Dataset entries
┏━━
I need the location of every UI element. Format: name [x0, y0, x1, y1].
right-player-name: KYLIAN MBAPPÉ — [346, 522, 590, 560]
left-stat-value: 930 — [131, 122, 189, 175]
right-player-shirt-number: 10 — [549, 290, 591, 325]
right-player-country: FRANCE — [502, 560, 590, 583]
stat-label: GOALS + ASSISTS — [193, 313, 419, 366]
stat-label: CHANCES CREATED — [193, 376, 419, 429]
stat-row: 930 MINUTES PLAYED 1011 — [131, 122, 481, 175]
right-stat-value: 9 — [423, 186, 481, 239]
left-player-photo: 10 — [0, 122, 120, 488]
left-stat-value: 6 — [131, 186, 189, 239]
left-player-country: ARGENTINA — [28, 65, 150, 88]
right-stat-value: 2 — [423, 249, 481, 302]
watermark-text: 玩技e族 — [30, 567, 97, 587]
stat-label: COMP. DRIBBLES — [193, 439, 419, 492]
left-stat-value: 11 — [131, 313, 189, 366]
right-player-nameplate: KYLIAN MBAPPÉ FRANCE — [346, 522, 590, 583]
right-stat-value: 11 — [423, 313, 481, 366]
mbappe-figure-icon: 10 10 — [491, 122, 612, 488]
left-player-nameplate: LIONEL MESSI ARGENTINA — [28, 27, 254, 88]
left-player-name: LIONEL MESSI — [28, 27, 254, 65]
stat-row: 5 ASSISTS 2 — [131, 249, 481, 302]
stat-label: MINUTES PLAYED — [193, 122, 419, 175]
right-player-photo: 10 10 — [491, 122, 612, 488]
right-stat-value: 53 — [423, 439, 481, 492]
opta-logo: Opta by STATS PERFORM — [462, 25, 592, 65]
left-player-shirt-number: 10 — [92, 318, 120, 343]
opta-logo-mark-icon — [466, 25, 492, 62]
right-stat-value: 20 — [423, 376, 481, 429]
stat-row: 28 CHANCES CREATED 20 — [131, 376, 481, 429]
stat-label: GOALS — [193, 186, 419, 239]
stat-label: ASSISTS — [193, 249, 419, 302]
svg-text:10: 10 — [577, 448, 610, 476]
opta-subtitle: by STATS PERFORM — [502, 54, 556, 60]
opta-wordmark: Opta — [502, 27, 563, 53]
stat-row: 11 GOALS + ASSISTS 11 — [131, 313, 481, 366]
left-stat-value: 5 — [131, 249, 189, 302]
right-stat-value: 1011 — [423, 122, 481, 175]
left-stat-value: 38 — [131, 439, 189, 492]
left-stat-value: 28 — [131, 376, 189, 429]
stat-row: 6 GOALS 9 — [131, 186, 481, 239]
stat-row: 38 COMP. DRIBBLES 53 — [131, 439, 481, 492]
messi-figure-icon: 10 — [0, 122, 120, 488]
┗━━
**What is required:** Update the rows above by changing every "stat-row" to "stat-line", leaving everything else the same.

**Answer to this problem:**
I need the location of every UI element. Format: name [x0, y0, x1, y1].
right-player-name: KYLIAN MBAPPÉ — [346, 522, 590, 560]
left-stat-value: 930 — [131, 122, 189, 175]
right-player-shirt-number: 10 — [549, 290, 591, 325]
right-player-country: FRANCE — [502, 560, 590, 583]
stat-label: GOALS + ASSISTS — [193, 313, 419, 366]
stat-label: CHANCES CREATED — [193, 376, 419, 429]
stat-line: 930 MINUTES PLAYED 1011 — [131, 122, 481, 175]
right-stat-value: 9 — [423, 186, 481, 239]
left-player-photo: 10 — [0, 122, 120, 488]
left-stat-value: 6 — [131, 186, 189, 239]
left-player-country: ARGENTINA — [28, 65, 150, 88]
right-stat-value: 2 — [423, 249, 481, 302]
watermark-text: 玩技e族 — [30, 567, 97, 587]
stat-label: COMP. DRIBBLES — [193, 439, 419, 492]
left-stat-value: 11 — [131, 313, 189, 366]
right-player-nameplate: KYLIAN MBAPPÉ FRANCE — [346, 522, 590, 583]
right-stat-value: 11 — [423, 313, 481, 366]
mbappe-figure-icon: 10 10 — [491, 122, 612, 488]
left-player-nameplate: LIONEL MESSI ARGENTINA — [28, 27, 254, 88]
left-player-name: LIONEL MESSI — [28, 27, 254, 65]
stat-line: 5 ASSISTS 2 — [131, 249, 481, 302]
stat-label: MINUTES PLAYED — [193, 122, 419, 175]
right-player-photo: 10 10 — [491, 122, 612, 488]
right-stat-value: 53 — [423, 439, 481, 492]
opta-logo: Opta by STATS PERFORM — [462, 25, 592, 65]
left-player-shirt-number: 10 — [92, 318, 120, 343]
opta-logo-mark-icon — [466, 25, 492, 62]
right-stat-value: 20 — [423, 376, 481, 429]
stat-line: 28 CHANCES CREATED 20 — [131, 376, 481, 429]
stat-label: GOALS — [193, 186, 419, 239]
stat-label: ASSISTS — [193, 249, 419, 302]
svg-text:10: 10 — [577, 448, 610, 476]
opta-subtitle: by STATS PERFORM — [502, 54, 556, 60]
opta-wordmark: Opta — [502, 27, 563, 53]
stat-line: 11 GOALS + ASSISTS 11 — [131, 313, 481, 366]
left-stat-value: 5 — [131, 249, 189, 302]
right-stat-value: 1011 — [423, 122, 481, 175]
left-stat-value: 38 — [131, 439, 189, 492]
left-stat-value: 28 — [131, 376, 189, 429]
stat-line: 6 GOALS 9 — [131, 186, 481, 239]
stat-line: 38 COMP. DRIBBLES 53 — [131, 439, 481, 492]
messi-figure-icon: 10 — [0, 122, 120, 488]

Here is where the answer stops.